[BEGIN]

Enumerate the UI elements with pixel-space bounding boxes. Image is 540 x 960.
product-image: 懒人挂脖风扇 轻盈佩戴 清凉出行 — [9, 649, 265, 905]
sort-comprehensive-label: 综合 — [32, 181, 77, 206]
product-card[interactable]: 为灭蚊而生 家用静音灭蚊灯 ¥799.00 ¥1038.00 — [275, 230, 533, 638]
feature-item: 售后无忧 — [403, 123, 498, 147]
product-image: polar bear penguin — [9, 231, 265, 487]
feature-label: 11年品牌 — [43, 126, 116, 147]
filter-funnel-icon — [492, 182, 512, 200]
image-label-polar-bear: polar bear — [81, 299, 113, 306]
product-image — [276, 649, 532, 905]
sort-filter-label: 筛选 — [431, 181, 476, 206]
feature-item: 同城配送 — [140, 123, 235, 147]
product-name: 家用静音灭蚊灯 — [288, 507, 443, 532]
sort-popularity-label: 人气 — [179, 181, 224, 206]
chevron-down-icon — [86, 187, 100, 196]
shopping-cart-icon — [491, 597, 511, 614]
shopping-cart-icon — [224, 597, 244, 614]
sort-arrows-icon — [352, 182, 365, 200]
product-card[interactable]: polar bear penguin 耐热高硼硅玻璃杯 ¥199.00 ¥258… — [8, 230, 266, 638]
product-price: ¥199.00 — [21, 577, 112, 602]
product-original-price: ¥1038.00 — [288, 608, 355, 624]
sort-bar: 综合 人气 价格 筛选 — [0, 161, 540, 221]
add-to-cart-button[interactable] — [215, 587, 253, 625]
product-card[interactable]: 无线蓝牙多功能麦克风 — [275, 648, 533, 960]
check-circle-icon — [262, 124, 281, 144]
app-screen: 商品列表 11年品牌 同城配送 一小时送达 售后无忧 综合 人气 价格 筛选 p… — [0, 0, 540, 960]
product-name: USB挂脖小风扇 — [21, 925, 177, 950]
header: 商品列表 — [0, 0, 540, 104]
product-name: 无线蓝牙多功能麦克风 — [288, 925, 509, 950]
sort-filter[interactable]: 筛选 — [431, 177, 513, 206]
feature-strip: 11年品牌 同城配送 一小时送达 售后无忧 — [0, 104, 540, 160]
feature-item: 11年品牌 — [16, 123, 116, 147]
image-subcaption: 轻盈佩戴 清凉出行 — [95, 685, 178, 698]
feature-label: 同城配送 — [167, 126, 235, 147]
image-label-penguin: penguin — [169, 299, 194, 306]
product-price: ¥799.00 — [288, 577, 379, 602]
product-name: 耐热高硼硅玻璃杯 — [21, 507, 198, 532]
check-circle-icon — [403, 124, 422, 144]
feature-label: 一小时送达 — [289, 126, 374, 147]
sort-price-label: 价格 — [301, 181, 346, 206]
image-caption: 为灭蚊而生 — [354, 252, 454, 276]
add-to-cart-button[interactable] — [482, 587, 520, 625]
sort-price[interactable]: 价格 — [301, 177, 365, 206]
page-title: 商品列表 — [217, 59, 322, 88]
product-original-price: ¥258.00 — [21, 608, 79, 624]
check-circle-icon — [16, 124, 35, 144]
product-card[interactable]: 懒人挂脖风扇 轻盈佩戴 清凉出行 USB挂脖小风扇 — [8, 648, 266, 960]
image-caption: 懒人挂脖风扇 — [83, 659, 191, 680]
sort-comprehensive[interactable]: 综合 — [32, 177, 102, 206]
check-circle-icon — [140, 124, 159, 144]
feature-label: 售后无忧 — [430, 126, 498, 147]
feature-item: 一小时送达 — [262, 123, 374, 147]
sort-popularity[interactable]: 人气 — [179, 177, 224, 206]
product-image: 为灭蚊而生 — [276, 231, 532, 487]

[END]

- _Given request_: Rewrite these lines with every "check-circle-icon" swapped for "checkmark-icon", and leave everything else unchanged.

- _Reply to the task_:
Enumerate the UI elements with pixel-space bounding boxes. Image is 540 x 960.
product-image: 懒人挂脖风扇 轻盈佩戴 清凉出行 — [9, 649, 265, 905]
sort-comprehensive-label: 综合 — [32, 181, 77, 206]
product-card[interactable]: 为灭蚊而生 家用静音灭蚊灯 ¥799.00 ¥1038.00 — [275, 230, 533, 638]
feature-item: 售后无忧 — [403, 123, 498, 147]
product-image: polar bear penguin — [9, 231, 265, 487]
feature-label: 11年品牌 — [43, 126, 116, 147]
filter-funnel-icon — [492, 182, 512, 200]
image-label-polar-bear: polar bear — [81, 299, 113, 306]
product-image — [276, 649, 532, 905]
sort-filter-label: 筛选 — [431, 181, 476, 206]
feature-item: 同城配送 — [140, 123, 235, 147]
product-name: 家用静音灭蚊灯 — [288, 507, 443, 532]
sort-popularity-label: 人气 — [179, 181, 224, 206]
chevron-down-icon — [86, 187, 100, 196]
shopping-cart-icon — [491, 597, 511, 614]
shopping-cart-icon — [224, 597, 244, 614]
sort-arrows-icon — [352, 182, 365, 200]
product-card[interactable]: polar bear penguin 耐热高硼硅玻璃杯 ¥199.00 ¥258… — [8, 230, 266, 638]
product-price: ¥199.00 — [21, 577, 112, 602]
product-original-price: ¥1038.00 — [288, 608, 355, 624]
sort-bar: 综合 人气 价格 筛选 — [0, 161, 540, 221]
add-to-cart-button[interactable] — [215, 587, 253, 625]
product-card[interactable]: 无线蓝牙多功能麦克风 — [275, 648, 533, 960]
checkmark-icon — [262, 124, 281, 144]
app-screen: 商品列表 11年品牌 同城配送 一小时送达 售后无忧 综合 人气 价格 筛选 p… — [0, 0, 540, 960]
product-name: USB挂脖小风扇 — [21, 925, 177, 950]
header: 商品列表 — [0, 0, 540, 104]
product-name: 无线蓝牙多功能麦克风 — [288, 925, 509, 950]
sort-filter[interactable]: 筛选 — [431, 177, 513, 206]
feature-strip: 11年品牌 同城配送 一小时送达 售后无忧 — [0, 104, 540, 160]
feature-item: 11年品牌 — [16, 123, 116, 147]
image-subcaption: 轻盈佩戴 清凉出行 — [95, 685, 178, 698]
feature-label: 同城配送 — [167, 126, 235, 147]
image-label-penguin: penguin — [169, 299, 194, 306]
product-price: ¥799.00 — [288, 577, 379, 602]
product-name: 耐热高硼硅玻璃杯 — [21, 507, 198, 532]
checkmark-icon — [403, 124, 422, 144]
feature-label: 一小时送达 — [289, 126, 374, 147]
sort-price-label: 价格 — [301, 181, 346, 206]
image-caption: 为灭蚊而生 — [354, 252, 454, 276]
add-to-cart-button[interactable] — [482, 587, 520, 625]
sort-price[interactable]: 价格 — [301, 177, 365, 206]
page-title: 商品列表 — [217, 59, 322, 88]
product-original-price: ¥258.00 — [21, 608, 79, 624]
checkmark-icon — [16, 124, 35, 144]
product-card[interactable]: 懒人挂脖风扇 轻盈佩戴 清凉出行 USB挂脖小风扇 — [8, 648, 266, 960]
image-caption: 懒人挂脖风扇 — [83, 659, 191, 680]
sort-comprehensive[interactable]: 综合 — [32, 177, 102, 206]
checkmark-icon — [140, 124, 159, 144]
feature-label: 售后无忧 — [430, 126, 498, 147]
feature-item: 一小时送达 — [262, 123, 374, 147]
sort-popularity[interactable]: 人气 — [179, 177, 224, 206]
product-image: 为灭蚊而生 — [276, 231, 532, 487]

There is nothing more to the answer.